* **Exercise requirements**
Could you write out the records below exactly as they appear?

* **Extracted records**
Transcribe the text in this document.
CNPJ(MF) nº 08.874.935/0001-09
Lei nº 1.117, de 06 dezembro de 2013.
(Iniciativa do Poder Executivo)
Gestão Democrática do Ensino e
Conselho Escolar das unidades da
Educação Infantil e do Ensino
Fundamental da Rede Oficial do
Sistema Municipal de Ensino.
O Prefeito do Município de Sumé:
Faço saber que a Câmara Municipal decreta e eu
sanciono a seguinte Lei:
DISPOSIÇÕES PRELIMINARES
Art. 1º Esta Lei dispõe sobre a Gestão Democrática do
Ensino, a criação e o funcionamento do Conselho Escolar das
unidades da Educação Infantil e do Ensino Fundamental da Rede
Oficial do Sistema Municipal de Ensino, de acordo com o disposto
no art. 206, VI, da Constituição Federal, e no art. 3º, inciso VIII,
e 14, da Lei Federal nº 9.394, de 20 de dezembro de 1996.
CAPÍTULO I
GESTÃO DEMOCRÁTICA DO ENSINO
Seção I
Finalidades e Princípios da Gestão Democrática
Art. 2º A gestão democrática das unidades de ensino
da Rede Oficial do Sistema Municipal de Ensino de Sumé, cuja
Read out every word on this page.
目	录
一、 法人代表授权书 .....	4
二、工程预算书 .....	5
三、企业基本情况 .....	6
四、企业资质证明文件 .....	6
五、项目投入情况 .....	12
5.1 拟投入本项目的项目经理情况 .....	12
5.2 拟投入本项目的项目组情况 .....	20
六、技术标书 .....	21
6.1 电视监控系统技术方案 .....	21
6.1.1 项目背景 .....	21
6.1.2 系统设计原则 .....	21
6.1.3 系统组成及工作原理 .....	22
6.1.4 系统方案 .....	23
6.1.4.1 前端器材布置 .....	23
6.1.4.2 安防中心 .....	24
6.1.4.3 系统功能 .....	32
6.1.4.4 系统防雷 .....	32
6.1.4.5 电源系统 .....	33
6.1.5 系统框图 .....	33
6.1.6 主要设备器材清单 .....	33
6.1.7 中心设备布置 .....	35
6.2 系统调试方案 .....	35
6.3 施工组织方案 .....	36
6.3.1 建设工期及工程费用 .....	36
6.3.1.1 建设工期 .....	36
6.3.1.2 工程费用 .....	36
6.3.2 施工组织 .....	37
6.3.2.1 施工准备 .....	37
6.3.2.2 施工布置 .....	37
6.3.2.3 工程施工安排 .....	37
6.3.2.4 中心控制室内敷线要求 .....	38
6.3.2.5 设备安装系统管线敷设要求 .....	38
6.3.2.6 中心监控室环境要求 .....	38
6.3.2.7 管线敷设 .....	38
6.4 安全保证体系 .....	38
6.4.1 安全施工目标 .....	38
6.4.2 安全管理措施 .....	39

* **Exercise result**
Transcribe the text in this document.
CNPJ(MF) nº 08.874.935/0001-09
Lei nº 1.117, de 06 dezembro de 2013.
(Iniciativa do Poder Executivo)
Gestão Democrática do Ensino e
Conselho Escolar das unidades da
Educação Infantil e do Ensino
Fundamental da Rede Oficial do
Sistema Municipal de Ensino.
O Prefeito do Município de Sumé:
Faço saber que a Câmara Municipal decreta e eu
sanciono a seguinte Lei:
DISPOSIÇÕES PRELIMINARES
Art. 1º Esta Lei dispõe sobre a Gestão Democrática do
Ensino, a criação e o funcionamento do Conselho Escolar das
unidades da Educação Infantil e do Ensino Fundamental da Rede
Oficial do Sistema Municipal de Ensino, de acordo com o disposto
no art. 206, VI, da Constituição Federal, e no art. 3º, inciso VIII,
e 14, da Lei Federal nº 9.394, de 20 de dezembro de 1996.
CAPÍTULO I
GESTÃO DEMOCRÁTICA DO ENSINO
Seção I
Finalidades e Princípios da Gestão Democrática
Art. 2º A gestão democrática das unidades de ensino
da Rede Oficial do Sistema Municipal de Ensino de Sumé, cuja
Read out every word on this page.
目	录
一、 法人代表授权书 .....	4
二、工程预算书 .....	5
三、企业基本情况 .....	6
四、企业资质证明文件 .....	6
五、项目投入情况 .....	12
5.1 拟投入本项目的项目经理情况 .....	12
5.2 拟投入本项目的项目组情况 .....	20
六、技术标书 .....	21
6.1 电视监控系统技术方案 .....	21
6.1.1 项目背景 .....	21
6.1.2 系统设计原则 .....	21
6.1.3 系统组成及工作原理 .....	22
6.1.4 系统方案 .....	23
6.1.4.1 前端器材布置 .....	23
6.1.4.2 安防中心 .....	24
6.1.4.3 系统功能 .....	32
6.1.4.4 系统防雷 .....	32
6.1.4.5 电源系统 .....	33
6.1.5 系统框图 .....	33
6.1.6 主要设备器材清单 .....	33
6.1.7 中心设备布置 .....	35
6.2 系统调试方案 .....	35
6.3 施工组织方案 .....	36
6.3.1 建设工期及工程费用 .....	36
6.3.1.1 建设工期 .....	36
6.3.1.2 工程费用 .....	36
6.3.2 施工组织 .....	37
6.3.2.1 施工准备 .....	37
6.3.2.2 施工布置 .....	37
6.3.2.3 工程施工安排 .....	37
6.3.2.4 中心控制室内敷线要求 .....	38
6.3.2.5 设备安装系统管线敷设要求 .....	38
6.3.2.6 中心监控室环境要求 .....	38
6.3.2.7 管线敷设 .....	38
6.4 安全保证体系 .....	38
6.4.1 安全施工目标 .....	38
6.4.2 安全管理措施 .....	39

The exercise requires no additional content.